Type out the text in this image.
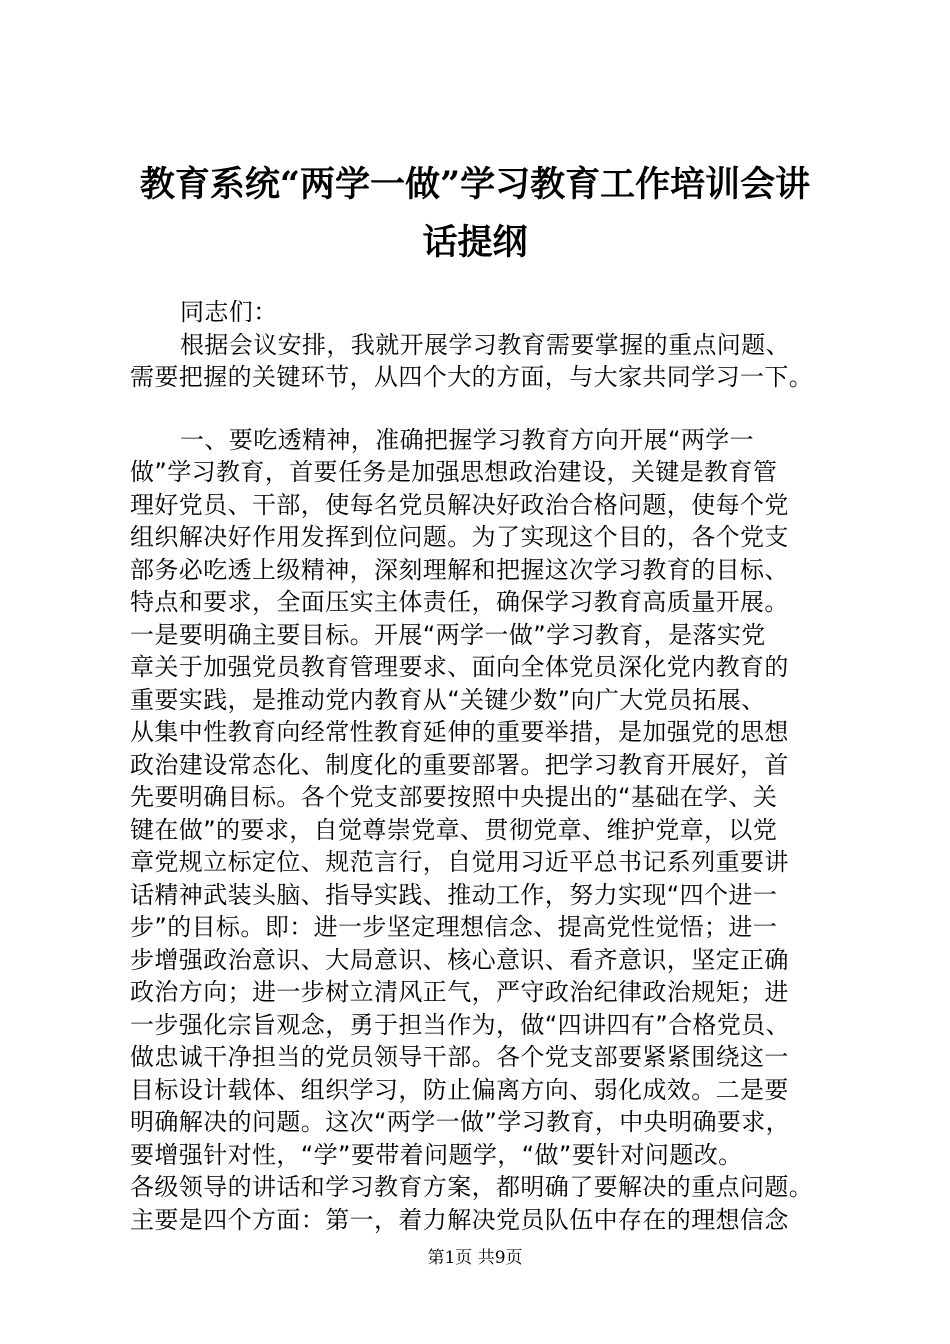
教育系统“两学一做”学习教育工作培训会讲
话提纲
同志们：
根据会议安排，我就开展学习教育需要掌握的重点问题、
需要把握的关键环节，从四个大的方面，与大家共同学习一下。
一、要吃透精神，准确把握学习教育方向开展“两学一
做”学习教育，首要任务是加强思想政治建设，关键是教育管
理好党员、干部，使每名党员解决好政治合格问题，使每个党
组织解决好作用发挥到位问题。为了实现这个目的，各个党支
部务必吃透上级精神，深刻理解和把握这次学习教育的目标、
特点和要求，全面压实主体责任，确保学习教育高质量开展。
一是要明确主要目标。开展“两学一做”学习教育，是落实党
章关于加强党员教育管理要求、面向全体党员深化党内教育的
重要实践，是推动党内教育从“关键少数”向广大党员拓展、
从集中性教育向经常性教育延伸的重要举措，是加强党的思想
政治建设常态化、制度化的重要部署。把学习教育开展好，首
先要明确目标。各个党支部要按照中央提出的“基础在学、关
键在做”的要求，自觉尊崇党章、贯彻党章、维护党章，以党
章党规立标定位、规范言行，自觉用习近平总书记系列重要讲
话精神武装头脑、指导实践、推动工作，努力实现“四个进一
步”的目标。即：进一步坚定理想信念、提高党性觉悟；进一
步增强政治意识、大局意识、核心意识、看齐意识，坚定正确
政治方向；进一步树立清风正气，严守政治纪律政治规矩；进
一步强化宗旨观念，勇于担当作为，做“四讲四有”合格党员、
做忠诚干净担当的党员领导干部。各个党支部要紧紧围绕这一
目标设计载体、组织学习，防止偏离方向、弱化成效。二是要
明确解决的问题。这次“两学一做”学习教育，中央明确要求，
要增强针对性，“学”要带着问题学，“做”要针对问题改。
各级领导的讲话和学习教育方案，都明确了要解决的重点问题。
主要是四个方面：第一，着力解决党员队伍中存在的理想信念
第1页 共9页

● EXERCISE DETAILS:
Reproduce the entries above exactly. Do not include the images.

● ANSWER TO THIS PROBLEM:
Type out the text in this image.
教育系统“两学一做”学习教育工作培训会讲
话提纲
同志们：
根据会议安排，我就开展学习教育需要掌握的重点问题、
需要把握的关键环节，从四个大的方面，与大家共同学习一下。
一、要吃透精神，准确把握学习教育方向开展“两学一
做”学习教育，首要任务是加强思想政治建设，关键是教育管
理好党员、干部，使每名党员解决好政治合格问题，使每个党
组织解决好作用发挥到位问题。为了实现这个目的，各个党支
部务必吃透上级精神，深刻理解和把握这次学习教育的目标、
特点和要求，全面压实主体责任，确保学习教育高质量开展。
一是要明确主要目标。开展“两学一做”学习教育，是落实党
章关于加强党员教育管理要求、面向全体党员深化党内教育的
重要实践，是推动党内教育从“关键少数”向广大党员拓展、
从集中性教育向经常性教育延伸的重要举措，是加强党的思想
政治建设常态化、制度化的重要部署。把学习教育开展好，首
先要明确目标。各个党支部要按照中央提出的“基础在学、关
键在做”的要求，自觉尊崇党章、贯彻党章、维护党章，以党
章党规立标定位、规范言行，自觉用习近平总书记系列重要讲
话精神武装头脑、指导实践、推动工作，努力实现“四个进一
步”的目标。即：进一步坚定理想信念、提高党性觉悟；进一
步增强政治意识、大局意识、核心意识、看齐意识，坚定正确
政治方向；进一步树立清风正气，严守政治纪律政治规矩；进
一步强化宗旨观念，勇于担当作为，做“四讲四有”合格党员、
做忠诚干净担当的党员领导干部。各个党支部要紧紧围绕这一
目标设计载体、组织学习，防止偏离方向、弱化成效。二是要
明确解决的问题。这次“两学一做”学习教育，中央明确要求，
要增强针对性，“学”要带着问题学，“做”要针对问题改。
各级领导的讲话和学习教育方案，都明确了要解决的重点问题。
主要是四个方面：第一，着力解决党员队伍中存在的理想信念
第1页 共9页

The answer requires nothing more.